• _CHALLENGE_: Copy the passage on the ideal monatomic gas from "Today at the" to "in one place.", inclusive, with no changes.

--- BEGIN SELECTED PASSAGE ---

## The Ideal Monatomic Gas

Today at the Topos Institute, Sophie Libkind, Owen Lynch and I spent some time talking about thermodynamics, Carnot engines and the like. As a result, I want to work out for myself some basic facts about the ideal gas. This stuff is all well-known, but I’m having trouble finding exactly what I want—and no more, thank you—collected in one place.

Just for background, the Carnot cycle looks roughly like this:

This is actually a very inaccurate picture, but it gets the point across. We have a container of gas, and we make it execute a cyclic motion, so its pressure $P$ and volume $V$ trace out a loop in the plane. As you can see, this loop consists of four curves:

• In the first, from a to b, we put a container of gas in contact with a hot medium. Then we make it undergo isothermal expansion: that is, expansion at a constant temperature.

• In the second, from b to c, we insulate the container and let the gas undergo adiabatic reversible expansion: that is, expansion while no heat enters or leaves. The temperature drops, but merely because the container expands, not because heat leaves. It reaches a lower temperature. Then we remove the insulation.

• In the third, from c to d, we put the container in contact with a cold medium that matches its temperature. Then we make it undergo isothermal contraction: that is, contraction at a constant temperature.

• In the fourth, from d to a, we insulate the container and let the gas undergo adiabatic reversible contraction: that is, contraction while no heat enters or leaves. The temperature increases until it matches that of the hot medium. Then we remove the insulation.

The Carnot cycle is historically important because it’s an example of a heat engine that’s as efficient as possible: it give you the most work possible for the given amount of heat transferred from the hot medium to the cold medium. But I don’t want to get into that. I just want to figure out formulas for everything that’s going on here—including formulas for the four curves in this picture!

To get specific formulas, I’ll consider an ideal monatomic gas, meaning a gas made of individual atoms, like helium. Some features of an ideal gas, like the formula for energy as a function of temperature, depend on whether it’s monatomic.

--- END SELECTED PASSAGE ---
--- BEGIN DATASET ROWS ---

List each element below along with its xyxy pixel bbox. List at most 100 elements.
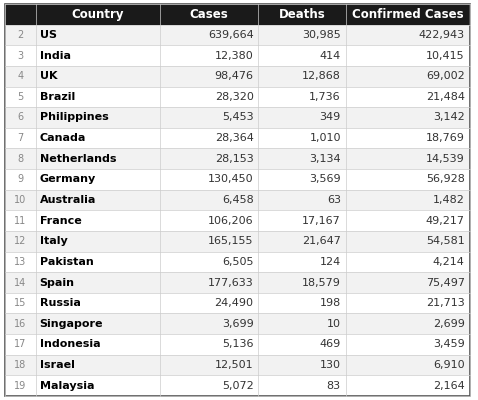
Text: 349: 349 xyxy=(320,112,341,122)
Text: UK: UK xyxy=(40,71,57,81)
Text: Israel: Israel xyxy=(40,360,75,370)
Bar xyxy=(346,86,469,107)
Bar xyxy=(160,355,258,375)
Bar xyxy=(258,45,346,66)
Bar xyxy=(36,66,160,86)
Text: 3,134: 3,134 xyxy=(309,154,341,164)
Bar xyxy=(258,334,346,355)
Text: 69,002: 69,002 xyxy=(426,71,465,81)
Text: 639,664: 639,664 xyxy=(208,30,253,40)
Bar xyxy=(36,252,160,272)
Bar xyxy=(160,272,258,293)
Bar xyxy=(36,314,160,334)
Bar xyxy=(160,252,258,272)
Bar xyxy=(36,148,160,169)
Bar xyxy=(346,272,469,293)
Bar xyxy=(36,4,160,25)
Bar xyxy=(5,107,36,128)
Text: 49,217: 49,217 xyxy=(426,216,465,226)
Bar xyxy=(258,107,346,128)
Bar xyxy=(5,148,36,169)
Text: 1,010: 1,010 xyxy=(309,133,341,143)
Text: 12: 12 xyxy=(14,236,26,246)
Bar xyxy=(258,128,346,148)
Text: 4: 4 xyxy=(17,71,23,81)
Bar xyxy=(160,4,258,25)
Text: 5,136: 5,136 xyxy=(222,340,253,350)
Bar xyxy=(346,334,469,355)
Bar xyxy=(258,4,346,25)
Bar xyxy=(346,252,469,272)
Text: 13: 13 xyxy=(14,257,26,267)
Text: 21,713: 21,713 xyxy=(426,298,465,308)
Text: Pakistan: Pakistan xyxy=(40,257,93,267)
Text: 106,206: 106,206 xyxy=(208,216,253,226)
Bar xyxy=(160,334,258,355)
Bar xyxy=(36,86,160,107)
Text: 19: 19 xyxy=(14,381,26,391)
Bar xyxy=(258,148,346,169)
Text: 6,458: 6,458 xyxy=(222,195,253,205)
Text: Italy: Italy xyxy=(40,236,67,246)
Bar xyxy=(5,128,36,148)
Bar xyxy=(5,355,36,375)
Bar xyxy=(36,355,160,375)
Text: Confirmed Cases: Confirmed Cases xyxy=(352,8,463,21)
Text: 6: 6 xyxy=(17,112,23,122)
Bar xyxy=(346,66,469,86)
Bar xyxy=(258,169,346,190)
Text: 165,155: 165,155 xyxy=(208,236,253,246)
Bar xyxy=(346,231,469,252)
Bar xyxy=(258,190,346,210)
Bar xyxy=(36,293,160,314)
Bar xyxy=(346,210,469,231)
Text: 5: 5 xyxy=(17,92,23,102)
Bar xyxy=(5,252,36,272)
Text: 422,943: 422,943 xyxy=(419,30,465,40)
Text: 5,072: 5,072 xyxy=(222,381,253,391)
Bar xyxy=(160,231,258,252)
Bar xyxy=(160,210,258,231)
Bar xyxy=(5,375,36,396)
Text: Deaths: Deaths xyxy=(279,8,326,21)
Text: Philippines: Philippines xyxy=(40,112,109,122)
Bar xyxy=(5,190,36,210)
Text: 18: 18 xyxy=(14,360,26,370)
Bar xyxy=(258,231,346,252)
Bar xyxy=(160,375,258,396)
Bar xyxy=(346,4,469,25)
Bar xyxy=(36,210,160,231)
Text: 2,164: 2,164 xyxy=(433,381,465,391)
Bar xyxy=(346,375,469,396)
Bar xyxy=(36,45,160,66)
Bar xyxy=(258,272,346,293)
Text: US: US xyxy=(40,30,56,40)
Text: 3,569: 3,569 xyxy=(309,174,341,184)
Bar xyxy=(258,314,346,334)
Bar xyxy=(346,293,469,314)
Text: 414: 414 xyxy=(320,50,341,60)
Text: 198: 198 xyxy=(320,298,341,308)
Bar xyxy=(36,334,160,355)
Bar xyxy=(346,128,469,148)
Text: Canada: Canada xyxy=(40,133,86,143)
Text: Country: Country xyxy=(71,8,124,21)
Bar xyxy=(346,45,469,66)
Bar xyxy=(160,45,258,66)
Text: 11: 11 xyxy=(14,216,26,226)
Bar xyxy=(346,107,469,128)
Text: 21,647: 21,647 xyxy=(302,236,341,246)
Text: 63: 63 xyxy=(327,195,341,205)
Text: 98,476: 98,476 xyxy=(215,71,253,81)
Text: 7: 7 xyxy=(17,133,23,143)
Bar xyxy=(5,210,36,231)
Text: 2: 2 xyxy=(17,30,23,40)
Text: 12,501: 12,501 xyxy=(215,360,253,370)
Text: 17,167: 17,167 xyxy=(302,216,341,226)
Text: 3: 3 xyxy=(17,50,23,60)
Bar xyxy=(5,86,36,107)
Bar xyxy=(160,148,258,169)
Bar xyxy=(36,128,160,148)
Bar xyxy=(36,25,160,45)
Text: 3,142: 3,142 xyxy=(433,112,465,122)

--- END DATASET ROWS ---

• _RESULT_:
Today at the Topos Institute, Sophie Libkind, Owen Lynch and I spent some time talking about thermodynamics, Carnot engines and the like. As a result, I want to work out for myself some basic facts about the ideal gas. This stuff is all well-known, but I’m having trouble finding exactly what I want—and no more, thank you—collected in one place.